What is being asked - Set down every record once more, exactly as given.

Available records -
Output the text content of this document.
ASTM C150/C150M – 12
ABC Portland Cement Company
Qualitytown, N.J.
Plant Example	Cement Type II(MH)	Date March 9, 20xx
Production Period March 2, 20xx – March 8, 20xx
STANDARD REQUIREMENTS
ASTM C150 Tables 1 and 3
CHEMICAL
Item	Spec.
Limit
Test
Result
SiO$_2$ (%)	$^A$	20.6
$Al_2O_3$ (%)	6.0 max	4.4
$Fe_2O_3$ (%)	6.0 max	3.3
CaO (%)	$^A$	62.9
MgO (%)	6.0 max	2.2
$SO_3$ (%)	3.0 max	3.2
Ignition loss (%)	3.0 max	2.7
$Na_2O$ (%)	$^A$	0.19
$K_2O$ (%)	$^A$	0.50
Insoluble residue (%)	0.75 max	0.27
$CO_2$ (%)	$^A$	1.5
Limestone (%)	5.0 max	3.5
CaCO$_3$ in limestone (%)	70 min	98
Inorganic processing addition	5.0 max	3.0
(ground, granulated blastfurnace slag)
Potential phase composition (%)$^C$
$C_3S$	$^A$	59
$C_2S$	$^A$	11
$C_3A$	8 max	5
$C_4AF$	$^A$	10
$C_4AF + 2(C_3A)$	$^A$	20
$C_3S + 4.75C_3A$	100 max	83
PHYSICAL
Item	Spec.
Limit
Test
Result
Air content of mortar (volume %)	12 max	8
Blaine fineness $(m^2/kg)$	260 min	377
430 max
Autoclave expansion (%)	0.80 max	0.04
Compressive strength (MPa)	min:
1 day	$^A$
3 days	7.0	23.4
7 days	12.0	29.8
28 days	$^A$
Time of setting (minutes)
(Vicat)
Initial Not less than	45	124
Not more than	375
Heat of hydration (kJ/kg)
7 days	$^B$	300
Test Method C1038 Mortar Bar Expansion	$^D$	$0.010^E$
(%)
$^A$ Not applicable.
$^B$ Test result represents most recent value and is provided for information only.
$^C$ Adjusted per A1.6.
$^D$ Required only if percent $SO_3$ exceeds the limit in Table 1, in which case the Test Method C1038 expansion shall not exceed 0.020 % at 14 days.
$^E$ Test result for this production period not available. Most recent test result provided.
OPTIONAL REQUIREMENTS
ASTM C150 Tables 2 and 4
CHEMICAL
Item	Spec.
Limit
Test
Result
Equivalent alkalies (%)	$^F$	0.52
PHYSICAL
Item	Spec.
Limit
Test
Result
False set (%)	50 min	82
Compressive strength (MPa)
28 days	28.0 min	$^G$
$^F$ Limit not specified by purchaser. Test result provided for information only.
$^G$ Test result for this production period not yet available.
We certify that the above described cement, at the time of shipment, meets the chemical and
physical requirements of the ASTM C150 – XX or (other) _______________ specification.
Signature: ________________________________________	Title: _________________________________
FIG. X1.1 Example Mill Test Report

Task response -
Output the text content of this document.
ASTM C150/C150M – 12
ABC Portland Cement Company
Qualitytown, N.J.
Plant Example	Cement Type II(MH)	Date March 9, 20xx
Production Period March 2, 20xx – March 8, 20xx
STANDARD REQUIREMENTS
ASTM C150 Tables 1 and 3
CHEMICAL
Item	Spec.
Limit
Test
Result
SiO$_2$ (%)	$^A$	20.6
$Al_2O_3$ (%)	6.0 max	4.4
$Fe_2O_3$ (%)	6.0 max	3.3
CaO (%)	$^A$	62.9
MgO (%)	6.0 max	2.2
$SO_3$ (%)	3.0 max	3.2
Ignition loss (%)	3.0 max	2.7
$Na_2O$ (%)	$^A$	0.19
$K_2O$ (%)	$^A$	0.50
Insoluble residue (%)	0.75 max	0.27
$CO_2$ (%)	$^A$	1.5
Limestone (%)	5.0 max	3.5
CaCO$_3$ in limestone (%)	70 min	98
Inorganic processing addition	5.0 max	3.0
(ground, granulated blastfurnace slag)
Potential phase composition (%)$^C$
$C_3S$	$^A$	59
$C_2S$	$^A$	11
$C_3A$	8 max	5
$C_4AF$	$^A$	10
$C_4AF + 2(C_3A)$	$^A$	20
$C_3S + 4.75C_3A$	100 max	83
PHYSICAL
Item	Spec.
Limit
Test
Result
Air content of mortar (volume %)	12 max	8
Blaine fineness $(m^2/kg)$	260 min	377
430 max
Autoclave expansion (%)	0.80 max	0.04
Compressive strength (MPa)	min:
1 day	$^A$
3 days	7.0	23.4
7 days	12.0	29.8
28 days	$^A$
Time of setting (minutes)
(Vicat)
Initial Not less than	45	124
Not more than	375
Heat of hydration (kJ/kg)
7 days	$^B$	300
Test Method C1038 Mortar Bar Expansion	$^D$	$0.010^E$
(%)
$^A$ Not applicable.
$^B$ Test result represents most recent value and is provided for information only.
$^C$ Adjusted per A1.6.
$^D$ Required only if percent $SO_3$ exceeds the limit in Table 1, in which case the Test Method C1038 expansion shall not exceed 0.020 % at 14 days.
$^E$ Test result for this production period not available. Most recent test result provided.
OPTIONAL REQUIREMENTS
ASTM C150 Tables 2 and 4
CHEMICAL
Item	Spec.
Limit
Test
Result
Equivalent alkalies (%)	$^F$	0.52
PHYSICAL
Item	Spec.
Limit
Test
Result
False set (%)	50 min	82
Compressive strength (MPa)
28 days	28.0 min	$^G$
$^F$ Limit not specified by purchaser. Test result provided for information only.
$^G$ Test result for this production period not yet available.
We certify that the above described cement, at the time of shipment, meets the chemical and
physical requirements of the ASTM C150 – XX or (other) _______________ specification.
Signature: ________________________________________	Title: _________________________________
FIG. X1.1 Example Mill Test Report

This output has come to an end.